* _Problem details_
Report how many lines hold the string "sylum". Give the number and nothing else.

>> begin Source material

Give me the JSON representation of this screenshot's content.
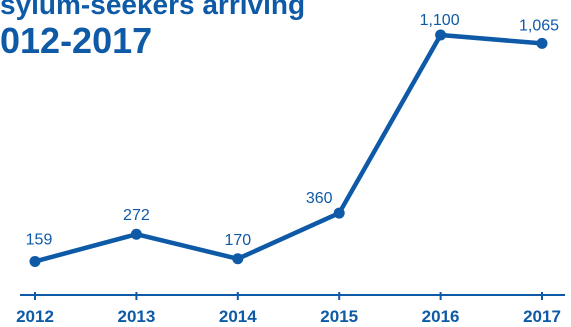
{
  "title": {
    "line1": "sylum-seekers arriving",
    "line2": "012-2017"
  },
  "colors": {
    "accent": "#0e5aa7",
    "axis": "#0e5aa7"
  },
  "chart_data": {
    "type": "line",
    "title": "sylum-seekers arriving 012-2017",
    "xlabel": "",
    "ylabel": "",
    "categories": [
      "2012",
      "2013",
      "2014",
      "2015",
      "2016",
      "2017"
    ],
    "series": [
      {
        "values": [
          159,
          272,
          170,
          360,
          1100,
          1065
        ],
        "labels": [
          "159",
          "272",
          "170",
          "360",
          "1,100",
          "1,065"
        ]
      }
    ],
    "ylim": [
      0,
      1200
    ],
    "grid": false,
    "legend": "none"
  }
}
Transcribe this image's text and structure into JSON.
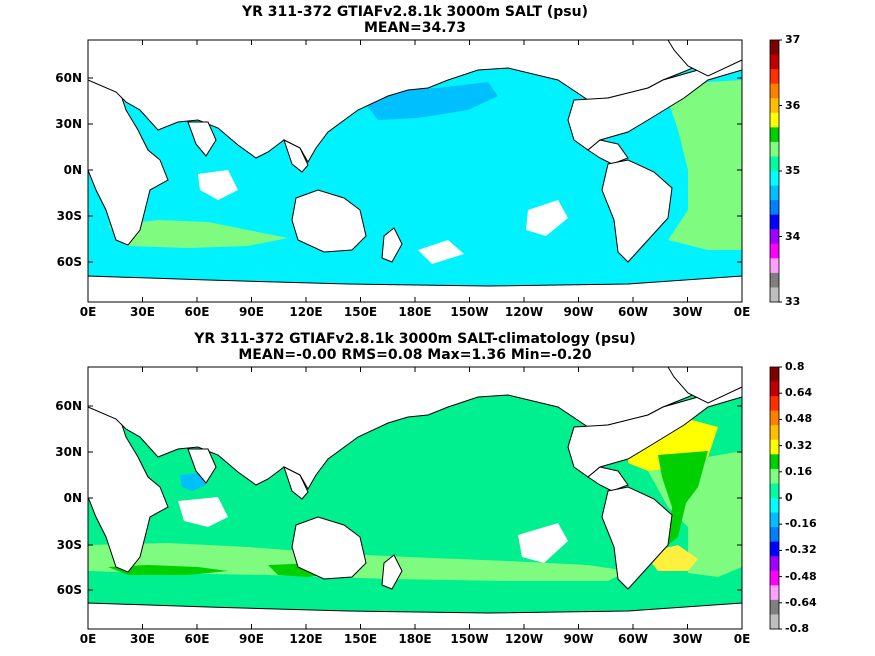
{
  "colorbar_colors": [
    "#7f0000",
    "#c00000",
    "#ff2f00",
    "#ff7f00",
    "#ffbf00",
    "#ffff00",
    "#00cf00",
    "#7fff7f",
    "#00ff9f",
    "#00ffff",
    "#00bfff",
    "#007fff",
    "#0000ff",
    "#9f00ff",
    "#ff00ff",
    "#ff9fff",
    "#7f7f7f",
    "#bfbfbf"
  ],
  "colors": {
    "land": "#ffffff",
    "coast": "#000000",
    "cyan": "#00f2ff",
    "blue": "#00bfff",
    "mint": "#00ef8f",
    "green": "#7ffb7f",
    "dgreen": "#00d000",
    "yellow": "#ffff00",
    "lyellow": "#ffef3f",
    "orange": "#e07000",
    "dred": "#c02000"
  },
  "panels": [
    {
      "title": "YR 311-372 GTIAFv2.8.1k 3000m SALT (psu)",
      "subtitle": "MEAN=34.73",
      "lat_ticks": [
        "60N",
        "30N",
        "0N",
        "30S",
        "60S"
      ],
      "lon_ticks": [
        "0E",
        "30E",
        "60E",
        "90E",
        "120E",
        "150E",
        "180E",
        "150W",
        "120W",
        "90W",
        "60W",
        "30W",
        "0E"
      ],
      "colorbar_labels": [
        "37",
        "36",
        "35",
        "34",
        "33"
      ],
      "field_color": "cyan"
    },
    {
      "title": "YR 311-372 GTIAFv2.8.1k 3000m SALT-climatology (psu)",
      "subtitle": "MEAN=-0.00   RMS=0.08   Max=1.36   Min=-0.20",
      "lat_ticks": [
        "60N",
        "30N",
        "0N",
        "30S",
        "60S"
      ],
      "lon_ticks": [
        "0E",
        "30E",
        "60E",
        "90E",
        "120E",
        "150E",
        "180E",
        "150W",
        "120W",
        "90W",
        "60W",
        "30W",
        "0E"
      ],
      "colorbar_labels": [
        "0.8",
        "0.64",
        "0.48",
        "0.32",
        "0.16",
        "0",
        "-0.16",
        "-0.32",
        "-0.48",
        "-0.64",
        "-0.8"
      ],
      "field_color": "mint"
    }
  ]
}
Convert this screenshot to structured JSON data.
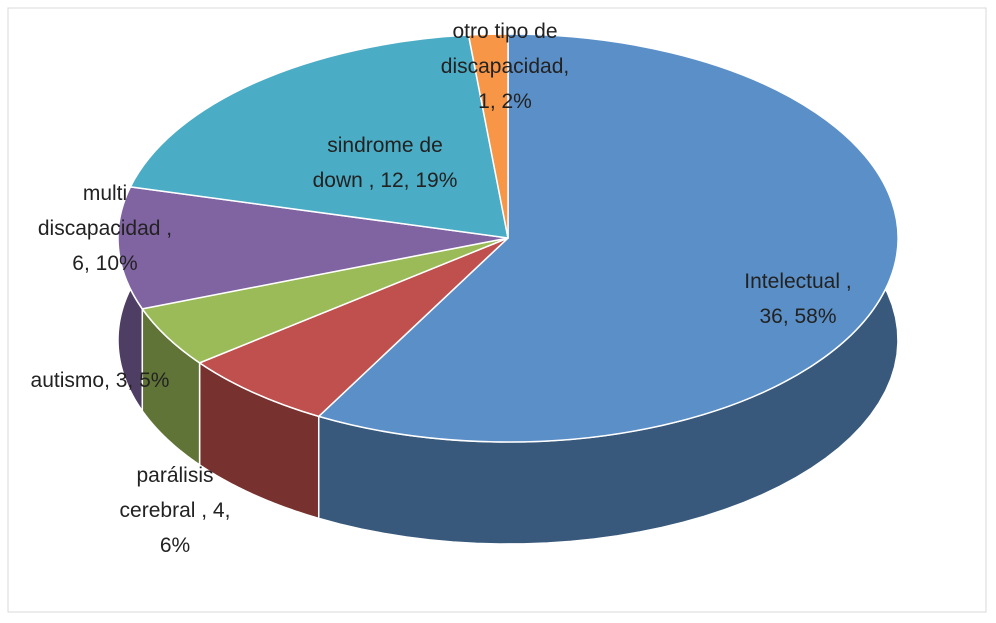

>> end Source material

* _Final answer_
2